» Aim:
From the entries below, extract every line that includes the word "práva".

» Records:
-- Begin --

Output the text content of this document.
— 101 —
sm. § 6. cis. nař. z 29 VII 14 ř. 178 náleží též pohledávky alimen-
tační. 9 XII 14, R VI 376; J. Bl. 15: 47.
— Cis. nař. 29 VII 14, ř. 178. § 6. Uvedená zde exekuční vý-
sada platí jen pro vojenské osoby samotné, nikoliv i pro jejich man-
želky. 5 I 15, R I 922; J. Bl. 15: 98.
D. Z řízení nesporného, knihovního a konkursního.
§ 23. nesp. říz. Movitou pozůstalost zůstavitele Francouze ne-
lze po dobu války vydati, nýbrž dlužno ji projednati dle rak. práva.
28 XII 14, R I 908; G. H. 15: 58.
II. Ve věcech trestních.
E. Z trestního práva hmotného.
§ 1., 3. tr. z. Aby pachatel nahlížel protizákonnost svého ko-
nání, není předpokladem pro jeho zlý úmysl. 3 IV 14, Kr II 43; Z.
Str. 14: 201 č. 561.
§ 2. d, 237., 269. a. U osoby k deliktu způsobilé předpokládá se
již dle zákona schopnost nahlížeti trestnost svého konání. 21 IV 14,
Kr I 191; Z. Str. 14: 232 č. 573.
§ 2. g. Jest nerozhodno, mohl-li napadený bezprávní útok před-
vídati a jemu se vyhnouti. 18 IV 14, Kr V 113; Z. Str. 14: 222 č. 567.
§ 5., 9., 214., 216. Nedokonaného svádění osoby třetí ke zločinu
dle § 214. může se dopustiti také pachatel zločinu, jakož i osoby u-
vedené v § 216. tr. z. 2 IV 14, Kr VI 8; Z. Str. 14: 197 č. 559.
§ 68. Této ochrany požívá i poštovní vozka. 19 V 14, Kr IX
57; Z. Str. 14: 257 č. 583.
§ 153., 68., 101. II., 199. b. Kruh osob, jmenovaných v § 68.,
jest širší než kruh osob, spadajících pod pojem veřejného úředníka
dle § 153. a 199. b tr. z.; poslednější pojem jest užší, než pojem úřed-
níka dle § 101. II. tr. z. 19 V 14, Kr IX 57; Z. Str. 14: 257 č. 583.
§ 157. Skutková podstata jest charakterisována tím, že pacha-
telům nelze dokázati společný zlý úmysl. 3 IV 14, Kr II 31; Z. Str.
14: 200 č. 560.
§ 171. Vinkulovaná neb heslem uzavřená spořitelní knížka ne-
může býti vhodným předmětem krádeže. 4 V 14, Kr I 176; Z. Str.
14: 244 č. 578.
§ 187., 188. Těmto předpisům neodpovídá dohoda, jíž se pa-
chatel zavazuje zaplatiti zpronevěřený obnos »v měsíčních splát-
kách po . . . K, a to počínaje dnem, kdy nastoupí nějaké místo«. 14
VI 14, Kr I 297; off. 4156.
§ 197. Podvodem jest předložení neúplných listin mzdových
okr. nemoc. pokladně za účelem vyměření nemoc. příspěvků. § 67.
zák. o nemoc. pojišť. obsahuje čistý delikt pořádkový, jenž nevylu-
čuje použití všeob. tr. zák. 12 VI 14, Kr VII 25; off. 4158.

-- End --

» Full answer:
lze po dobu války vydati, nýbrž dlužno ji projednati dle rak. práva.
E. Z trestního práva hmotného.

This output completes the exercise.